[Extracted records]
####
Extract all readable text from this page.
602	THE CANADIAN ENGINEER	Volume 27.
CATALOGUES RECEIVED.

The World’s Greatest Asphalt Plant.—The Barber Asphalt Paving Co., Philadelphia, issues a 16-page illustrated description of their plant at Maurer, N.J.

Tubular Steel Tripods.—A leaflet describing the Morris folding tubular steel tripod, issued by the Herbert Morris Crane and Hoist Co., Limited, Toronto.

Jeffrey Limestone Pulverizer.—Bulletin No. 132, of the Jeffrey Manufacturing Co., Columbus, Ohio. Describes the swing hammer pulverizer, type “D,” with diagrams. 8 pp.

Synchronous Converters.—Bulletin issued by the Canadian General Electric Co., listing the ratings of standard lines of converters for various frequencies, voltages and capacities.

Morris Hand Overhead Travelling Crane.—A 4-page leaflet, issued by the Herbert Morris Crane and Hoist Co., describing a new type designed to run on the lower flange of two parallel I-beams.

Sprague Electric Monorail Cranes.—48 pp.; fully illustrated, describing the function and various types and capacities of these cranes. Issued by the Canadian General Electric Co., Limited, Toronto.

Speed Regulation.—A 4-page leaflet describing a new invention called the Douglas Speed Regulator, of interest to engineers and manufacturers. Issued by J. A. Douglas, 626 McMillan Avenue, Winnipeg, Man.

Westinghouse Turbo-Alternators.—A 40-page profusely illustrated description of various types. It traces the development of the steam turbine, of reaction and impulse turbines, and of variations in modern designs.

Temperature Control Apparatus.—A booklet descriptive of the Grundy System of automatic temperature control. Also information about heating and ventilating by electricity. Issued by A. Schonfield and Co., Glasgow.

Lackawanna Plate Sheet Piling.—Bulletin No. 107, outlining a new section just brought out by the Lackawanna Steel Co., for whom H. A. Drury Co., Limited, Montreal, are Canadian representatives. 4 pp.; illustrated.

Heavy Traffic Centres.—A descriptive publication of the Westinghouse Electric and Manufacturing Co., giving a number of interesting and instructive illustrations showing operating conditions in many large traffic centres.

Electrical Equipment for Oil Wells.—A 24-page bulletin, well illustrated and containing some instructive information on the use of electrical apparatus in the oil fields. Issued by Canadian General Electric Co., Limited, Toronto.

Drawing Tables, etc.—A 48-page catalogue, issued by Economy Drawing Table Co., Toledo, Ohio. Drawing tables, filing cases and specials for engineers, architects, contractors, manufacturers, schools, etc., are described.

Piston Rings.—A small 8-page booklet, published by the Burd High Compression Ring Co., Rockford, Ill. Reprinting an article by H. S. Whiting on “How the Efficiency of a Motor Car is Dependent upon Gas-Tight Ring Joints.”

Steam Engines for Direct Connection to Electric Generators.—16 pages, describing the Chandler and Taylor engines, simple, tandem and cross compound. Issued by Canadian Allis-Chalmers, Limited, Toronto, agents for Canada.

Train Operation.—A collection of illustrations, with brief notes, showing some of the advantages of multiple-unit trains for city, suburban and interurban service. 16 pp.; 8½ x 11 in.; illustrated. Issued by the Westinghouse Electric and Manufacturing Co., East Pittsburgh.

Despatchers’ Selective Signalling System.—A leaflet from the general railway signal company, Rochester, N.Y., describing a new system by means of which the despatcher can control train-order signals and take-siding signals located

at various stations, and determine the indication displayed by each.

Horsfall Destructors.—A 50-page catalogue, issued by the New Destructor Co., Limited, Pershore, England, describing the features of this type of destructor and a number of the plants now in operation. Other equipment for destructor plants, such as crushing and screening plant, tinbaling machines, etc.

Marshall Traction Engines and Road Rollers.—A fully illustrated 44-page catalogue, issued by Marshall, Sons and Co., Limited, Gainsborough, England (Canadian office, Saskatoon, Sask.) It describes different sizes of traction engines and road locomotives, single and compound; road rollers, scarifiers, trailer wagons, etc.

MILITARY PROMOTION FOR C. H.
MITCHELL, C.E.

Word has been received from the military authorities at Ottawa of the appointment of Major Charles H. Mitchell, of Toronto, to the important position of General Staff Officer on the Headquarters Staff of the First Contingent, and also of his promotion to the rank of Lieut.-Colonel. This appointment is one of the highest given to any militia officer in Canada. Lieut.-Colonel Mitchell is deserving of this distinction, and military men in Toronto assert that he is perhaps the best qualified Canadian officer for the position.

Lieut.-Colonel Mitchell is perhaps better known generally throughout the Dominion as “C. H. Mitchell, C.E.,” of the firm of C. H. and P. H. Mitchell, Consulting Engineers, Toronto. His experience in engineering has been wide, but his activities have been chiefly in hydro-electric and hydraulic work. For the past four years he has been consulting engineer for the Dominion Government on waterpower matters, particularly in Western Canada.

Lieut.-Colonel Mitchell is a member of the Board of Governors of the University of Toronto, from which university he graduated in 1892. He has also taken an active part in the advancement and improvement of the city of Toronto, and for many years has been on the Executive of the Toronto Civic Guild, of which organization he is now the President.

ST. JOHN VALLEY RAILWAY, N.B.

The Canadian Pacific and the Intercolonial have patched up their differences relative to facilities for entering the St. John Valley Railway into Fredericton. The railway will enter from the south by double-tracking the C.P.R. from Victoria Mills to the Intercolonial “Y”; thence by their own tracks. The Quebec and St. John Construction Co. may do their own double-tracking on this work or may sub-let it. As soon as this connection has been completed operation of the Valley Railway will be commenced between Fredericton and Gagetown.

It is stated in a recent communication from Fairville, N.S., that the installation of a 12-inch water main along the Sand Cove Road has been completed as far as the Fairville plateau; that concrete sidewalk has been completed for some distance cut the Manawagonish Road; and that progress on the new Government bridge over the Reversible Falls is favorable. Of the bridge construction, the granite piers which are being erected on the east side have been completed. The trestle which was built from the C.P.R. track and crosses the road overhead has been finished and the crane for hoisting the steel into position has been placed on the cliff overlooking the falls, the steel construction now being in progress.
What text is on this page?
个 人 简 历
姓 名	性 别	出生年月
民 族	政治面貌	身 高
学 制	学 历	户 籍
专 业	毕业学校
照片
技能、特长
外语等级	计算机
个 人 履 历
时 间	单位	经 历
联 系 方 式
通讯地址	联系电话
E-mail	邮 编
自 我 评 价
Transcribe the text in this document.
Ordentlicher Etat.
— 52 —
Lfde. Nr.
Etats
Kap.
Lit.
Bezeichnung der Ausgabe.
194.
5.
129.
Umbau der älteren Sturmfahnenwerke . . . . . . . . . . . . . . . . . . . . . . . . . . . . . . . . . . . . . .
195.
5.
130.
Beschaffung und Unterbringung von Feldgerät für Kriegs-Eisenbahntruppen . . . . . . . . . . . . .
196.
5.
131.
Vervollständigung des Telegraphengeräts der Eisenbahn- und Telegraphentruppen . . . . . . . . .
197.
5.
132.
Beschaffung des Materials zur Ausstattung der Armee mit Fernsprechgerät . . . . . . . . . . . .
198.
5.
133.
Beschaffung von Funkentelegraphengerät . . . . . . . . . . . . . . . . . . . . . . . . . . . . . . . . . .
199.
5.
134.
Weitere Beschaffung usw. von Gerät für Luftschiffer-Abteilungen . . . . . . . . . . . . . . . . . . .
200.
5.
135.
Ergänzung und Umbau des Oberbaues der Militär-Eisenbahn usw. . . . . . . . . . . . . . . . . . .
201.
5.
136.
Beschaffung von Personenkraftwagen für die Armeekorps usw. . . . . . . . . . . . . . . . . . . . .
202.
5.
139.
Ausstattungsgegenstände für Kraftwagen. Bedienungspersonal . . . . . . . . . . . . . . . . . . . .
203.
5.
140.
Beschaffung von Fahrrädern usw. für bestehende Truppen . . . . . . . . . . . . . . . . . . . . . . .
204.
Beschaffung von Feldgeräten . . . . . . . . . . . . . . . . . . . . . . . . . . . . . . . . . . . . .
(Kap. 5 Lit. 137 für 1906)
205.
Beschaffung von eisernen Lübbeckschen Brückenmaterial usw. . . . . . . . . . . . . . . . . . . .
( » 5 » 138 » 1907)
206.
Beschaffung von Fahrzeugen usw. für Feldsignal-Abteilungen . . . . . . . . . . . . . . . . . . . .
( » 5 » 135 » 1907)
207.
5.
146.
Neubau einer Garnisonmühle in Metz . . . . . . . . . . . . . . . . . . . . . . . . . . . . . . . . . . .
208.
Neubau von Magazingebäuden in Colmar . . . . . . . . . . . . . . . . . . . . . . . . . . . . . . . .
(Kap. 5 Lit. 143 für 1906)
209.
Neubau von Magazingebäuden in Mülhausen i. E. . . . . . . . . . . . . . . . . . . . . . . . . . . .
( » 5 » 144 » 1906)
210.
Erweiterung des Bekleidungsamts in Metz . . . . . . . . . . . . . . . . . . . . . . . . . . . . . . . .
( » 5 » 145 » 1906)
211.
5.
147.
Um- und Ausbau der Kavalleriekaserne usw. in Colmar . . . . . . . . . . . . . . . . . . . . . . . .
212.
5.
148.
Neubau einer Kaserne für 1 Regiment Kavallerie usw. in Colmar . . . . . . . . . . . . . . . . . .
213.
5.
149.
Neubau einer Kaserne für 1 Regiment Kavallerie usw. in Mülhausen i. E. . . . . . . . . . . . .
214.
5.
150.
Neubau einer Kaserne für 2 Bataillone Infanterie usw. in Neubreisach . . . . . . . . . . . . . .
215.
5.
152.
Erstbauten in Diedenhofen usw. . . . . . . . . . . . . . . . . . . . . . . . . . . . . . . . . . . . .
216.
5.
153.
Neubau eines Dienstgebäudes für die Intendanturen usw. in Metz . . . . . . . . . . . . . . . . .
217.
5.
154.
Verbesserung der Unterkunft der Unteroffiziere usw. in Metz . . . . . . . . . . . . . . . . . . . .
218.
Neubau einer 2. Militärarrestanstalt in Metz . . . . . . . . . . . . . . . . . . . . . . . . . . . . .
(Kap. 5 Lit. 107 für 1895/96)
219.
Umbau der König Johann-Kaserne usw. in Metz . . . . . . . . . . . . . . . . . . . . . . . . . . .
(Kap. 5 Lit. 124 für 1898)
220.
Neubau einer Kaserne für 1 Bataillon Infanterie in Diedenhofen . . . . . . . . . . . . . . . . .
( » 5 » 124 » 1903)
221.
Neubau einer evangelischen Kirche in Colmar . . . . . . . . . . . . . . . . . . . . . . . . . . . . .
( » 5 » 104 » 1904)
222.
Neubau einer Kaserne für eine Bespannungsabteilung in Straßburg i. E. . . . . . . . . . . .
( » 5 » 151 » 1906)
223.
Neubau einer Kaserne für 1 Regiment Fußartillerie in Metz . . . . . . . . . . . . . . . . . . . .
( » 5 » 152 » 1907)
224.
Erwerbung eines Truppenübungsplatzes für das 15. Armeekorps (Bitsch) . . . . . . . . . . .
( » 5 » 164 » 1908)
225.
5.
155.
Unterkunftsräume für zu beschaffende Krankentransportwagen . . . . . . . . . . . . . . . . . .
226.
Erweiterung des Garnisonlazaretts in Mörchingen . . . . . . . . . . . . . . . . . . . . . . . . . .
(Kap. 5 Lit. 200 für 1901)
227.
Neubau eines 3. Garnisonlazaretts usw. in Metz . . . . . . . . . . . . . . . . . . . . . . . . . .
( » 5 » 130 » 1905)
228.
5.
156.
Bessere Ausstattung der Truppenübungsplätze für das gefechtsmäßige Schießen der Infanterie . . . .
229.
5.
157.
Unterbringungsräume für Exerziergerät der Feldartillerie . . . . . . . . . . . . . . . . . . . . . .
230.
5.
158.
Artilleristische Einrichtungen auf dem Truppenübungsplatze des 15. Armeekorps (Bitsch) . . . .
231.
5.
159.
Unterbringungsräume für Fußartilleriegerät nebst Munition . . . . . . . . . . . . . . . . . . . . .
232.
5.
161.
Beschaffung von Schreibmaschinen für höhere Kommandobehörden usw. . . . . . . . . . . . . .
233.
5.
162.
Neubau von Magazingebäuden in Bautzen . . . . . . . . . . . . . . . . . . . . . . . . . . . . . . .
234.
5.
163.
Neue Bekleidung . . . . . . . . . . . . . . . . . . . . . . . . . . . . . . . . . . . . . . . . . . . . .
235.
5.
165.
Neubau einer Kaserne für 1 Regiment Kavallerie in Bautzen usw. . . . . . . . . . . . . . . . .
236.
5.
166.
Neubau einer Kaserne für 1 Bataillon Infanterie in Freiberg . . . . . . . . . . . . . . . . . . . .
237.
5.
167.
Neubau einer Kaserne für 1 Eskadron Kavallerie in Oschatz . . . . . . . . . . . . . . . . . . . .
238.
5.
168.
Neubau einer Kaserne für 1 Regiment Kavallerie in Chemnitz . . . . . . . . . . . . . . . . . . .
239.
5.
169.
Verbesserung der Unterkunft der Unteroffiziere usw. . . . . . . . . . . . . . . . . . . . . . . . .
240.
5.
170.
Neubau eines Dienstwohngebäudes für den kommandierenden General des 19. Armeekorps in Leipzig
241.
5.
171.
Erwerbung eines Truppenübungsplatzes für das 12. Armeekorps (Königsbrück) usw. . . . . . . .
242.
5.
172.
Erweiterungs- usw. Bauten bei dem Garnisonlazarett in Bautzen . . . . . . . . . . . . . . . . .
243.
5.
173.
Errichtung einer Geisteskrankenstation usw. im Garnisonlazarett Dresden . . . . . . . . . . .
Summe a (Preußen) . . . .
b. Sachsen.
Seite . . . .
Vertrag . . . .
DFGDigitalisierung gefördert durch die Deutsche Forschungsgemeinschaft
####
Your task :: From the entries above, copy every line containing the word "Colonel".

The completed task ::
Word has been received from the military authorities at Ottawa of the appointment of Major Charles H. Mitchell, of Toronto, to the important position of General Staff Officer on the Headquarters Staff of the First Contingent, and also of his promotion to the rank of Lieut.-Colonel. This appointment is one of the highest given to any militia officer in Canada. Lieut.-Colonel Mitchell is deserving of this distinction, and military men in Toronto assert that he is perhaps the best qualified Canadian officer for the position.
Lieut.-Colonel Mitchell is perhaps better known generally throughout the Dominion as “C. H. Mitchell, C.E.,” of the firm of C. H. and P. H. Mitchell, Consulting Engineers, Toronto. His experience in engineering has been wide, but his activities have been chiefly in hydro-electric and hydraulic work. For the past four years he has been consulting engineer for the Dominion Government on waterpower matters, particularly in Western Canada.
Lieut.-Colonel Mitchell is a member of the Board of Governors of the University of Toronto, from which university he graduated in 1892. He has also taken an active part in the advancement and improvement of the city of Toronto, and for many years has been on the Executive of the Toronto Civic Guild, of which organization he is now the President.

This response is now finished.